| Enunciado 1 |
Copia los registros desde el principio hasta la línea que contiene "y-tick-label: 40 (58, 174, 73, 188)", ambas incluidas, y reemplaza "y-tick-label" por "y-label" sin tocar nada más.

| Fragmento |
TODOS TENEMOS UN PASADO


Cuando me paro a pensar en las cosas que hacía antes de escribir me pregunto cómo me las apañé para sobrevivir tanto tiempo.
 Es verdad que si uno no escribe no pasa nada, pero si escribe sí que pasan cosas. Jo si pasan. Aunque más que en escribir, la cosa empieza en leer. 
Cuando era niño no pensaba más que en correr y saltar. Lo único que leía eran los Mortadelos, y los tebeos de los Vengadores; y siempre después de jugar al fútbol o al recate todo el santo día, con las sandalias llenas de barro y los pantalones rotos  por las rodillas. Luego, de chaval, en el instituto y todo eso, me convertí en un jodido empollón. Me lo chapaba todo, y en la clase de lengua devoraba los libros que me mandaban leer. Pero lo hacía sin ninguna sensibilidad. Lo hacía por sacar un diez y por nada más.

Líneas de datos
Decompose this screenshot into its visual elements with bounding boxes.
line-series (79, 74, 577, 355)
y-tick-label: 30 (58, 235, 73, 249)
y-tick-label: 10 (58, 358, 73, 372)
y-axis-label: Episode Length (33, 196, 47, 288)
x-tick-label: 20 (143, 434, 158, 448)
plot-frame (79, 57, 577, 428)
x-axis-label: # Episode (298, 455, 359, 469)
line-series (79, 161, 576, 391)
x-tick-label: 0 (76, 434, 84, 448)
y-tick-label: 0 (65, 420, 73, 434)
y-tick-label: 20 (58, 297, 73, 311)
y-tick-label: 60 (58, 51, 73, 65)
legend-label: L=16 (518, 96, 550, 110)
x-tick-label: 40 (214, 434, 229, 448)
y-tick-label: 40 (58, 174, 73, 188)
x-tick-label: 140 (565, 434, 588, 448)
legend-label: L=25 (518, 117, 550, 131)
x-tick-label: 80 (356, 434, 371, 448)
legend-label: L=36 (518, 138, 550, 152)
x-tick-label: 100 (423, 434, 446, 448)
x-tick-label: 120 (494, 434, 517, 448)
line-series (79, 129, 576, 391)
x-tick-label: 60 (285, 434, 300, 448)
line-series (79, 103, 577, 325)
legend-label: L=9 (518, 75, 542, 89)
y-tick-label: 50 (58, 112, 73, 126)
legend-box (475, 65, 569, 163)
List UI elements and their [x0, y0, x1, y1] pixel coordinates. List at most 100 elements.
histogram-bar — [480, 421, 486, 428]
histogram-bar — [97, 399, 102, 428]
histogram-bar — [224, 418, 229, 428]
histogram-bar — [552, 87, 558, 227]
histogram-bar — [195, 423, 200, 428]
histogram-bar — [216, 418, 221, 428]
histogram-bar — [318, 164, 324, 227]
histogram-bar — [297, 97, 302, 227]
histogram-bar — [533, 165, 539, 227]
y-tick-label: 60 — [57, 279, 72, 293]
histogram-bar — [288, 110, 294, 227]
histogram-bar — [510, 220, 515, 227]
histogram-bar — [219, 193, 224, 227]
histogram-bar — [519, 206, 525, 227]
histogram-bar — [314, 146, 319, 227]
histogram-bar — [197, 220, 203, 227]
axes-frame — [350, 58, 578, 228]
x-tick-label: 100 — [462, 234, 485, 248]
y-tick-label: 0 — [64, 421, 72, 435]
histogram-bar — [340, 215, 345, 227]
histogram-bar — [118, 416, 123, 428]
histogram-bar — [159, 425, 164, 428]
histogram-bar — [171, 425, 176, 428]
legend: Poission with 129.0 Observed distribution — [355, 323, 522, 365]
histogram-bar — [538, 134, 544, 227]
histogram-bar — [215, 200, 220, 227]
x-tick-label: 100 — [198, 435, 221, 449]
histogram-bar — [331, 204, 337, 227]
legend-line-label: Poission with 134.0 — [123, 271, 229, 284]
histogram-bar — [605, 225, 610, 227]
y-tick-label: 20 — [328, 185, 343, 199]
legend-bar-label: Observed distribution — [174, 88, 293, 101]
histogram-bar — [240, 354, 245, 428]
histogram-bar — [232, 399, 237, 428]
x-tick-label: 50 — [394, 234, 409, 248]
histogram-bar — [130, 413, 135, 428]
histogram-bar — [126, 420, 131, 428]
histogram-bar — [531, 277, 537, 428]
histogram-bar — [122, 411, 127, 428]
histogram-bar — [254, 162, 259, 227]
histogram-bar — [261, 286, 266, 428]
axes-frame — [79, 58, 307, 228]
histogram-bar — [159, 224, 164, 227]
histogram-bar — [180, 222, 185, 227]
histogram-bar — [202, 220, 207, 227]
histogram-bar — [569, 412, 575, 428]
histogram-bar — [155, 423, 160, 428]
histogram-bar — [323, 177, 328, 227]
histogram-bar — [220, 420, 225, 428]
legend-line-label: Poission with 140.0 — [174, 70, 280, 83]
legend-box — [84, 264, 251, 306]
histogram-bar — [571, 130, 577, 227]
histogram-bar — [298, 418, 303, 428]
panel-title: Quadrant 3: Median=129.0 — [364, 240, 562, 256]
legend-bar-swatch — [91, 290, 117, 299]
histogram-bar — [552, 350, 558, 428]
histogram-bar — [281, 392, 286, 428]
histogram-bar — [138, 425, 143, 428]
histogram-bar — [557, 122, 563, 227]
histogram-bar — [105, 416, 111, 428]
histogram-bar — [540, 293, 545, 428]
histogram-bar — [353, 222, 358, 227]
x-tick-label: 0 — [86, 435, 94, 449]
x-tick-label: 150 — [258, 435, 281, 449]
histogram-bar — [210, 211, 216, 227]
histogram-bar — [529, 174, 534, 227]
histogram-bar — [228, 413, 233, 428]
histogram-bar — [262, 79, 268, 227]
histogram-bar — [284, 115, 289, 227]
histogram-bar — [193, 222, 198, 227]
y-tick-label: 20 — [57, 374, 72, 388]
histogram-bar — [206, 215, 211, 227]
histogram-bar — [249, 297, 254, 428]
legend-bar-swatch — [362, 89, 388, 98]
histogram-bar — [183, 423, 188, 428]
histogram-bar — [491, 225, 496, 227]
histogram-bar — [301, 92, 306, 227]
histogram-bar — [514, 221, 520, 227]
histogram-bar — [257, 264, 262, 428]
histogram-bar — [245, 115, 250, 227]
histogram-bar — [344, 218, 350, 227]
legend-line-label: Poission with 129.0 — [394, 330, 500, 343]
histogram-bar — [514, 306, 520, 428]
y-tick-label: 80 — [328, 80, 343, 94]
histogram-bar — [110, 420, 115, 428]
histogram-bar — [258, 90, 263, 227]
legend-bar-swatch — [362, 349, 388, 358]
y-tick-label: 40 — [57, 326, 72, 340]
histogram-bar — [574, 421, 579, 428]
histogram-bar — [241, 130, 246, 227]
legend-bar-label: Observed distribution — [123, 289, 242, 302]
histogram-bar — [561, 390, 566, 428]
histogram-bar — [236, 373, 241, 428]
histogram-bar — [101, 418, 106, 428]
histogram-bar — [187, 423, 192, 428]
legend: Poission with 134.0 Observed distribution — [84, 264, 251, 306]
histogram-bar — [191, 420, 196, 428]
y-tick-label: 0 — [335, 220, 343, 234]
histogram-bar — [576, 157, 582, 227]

| Enunciado 2 |
Según el fragmento, ¿qué era lo único que leía el narrador cuando era niño?

| Respuesta completa 1 |
Decompose this screenshot into its visual elements with bounding boxes.
line-series (79, 74, 577, 355)
y-label: 30 (58, 235, 73, 249)
y-label: 10 (58, 358, 73, 372)
y-axis-label: Episode Length (33, 196, 47, 288)
x-tick-label: 20 (143, 434, 158, 448)
plot-frame (79, 57, 577, 428)
x-axis-label: # Episode (298, 455, 359, 469)
line-series (79, 161, 576, 391)
x-tick-label: 0 (76, 434, 84, 448)
y-label: 0 (65, 420, 73, 434)
y-label: 20 (58, 297, 73, 311)
y-label: 60 (58, 51, 73, 65)
legend-label: L=16 (518, 96, 550, 110)
x-tick-label: 40 (214, 434, 229, 448)
y-label: 40 (58, 174, 73, 188)

| Respuesta completa 2 |
Los Mortadelos y los tebeos de los Vengadores.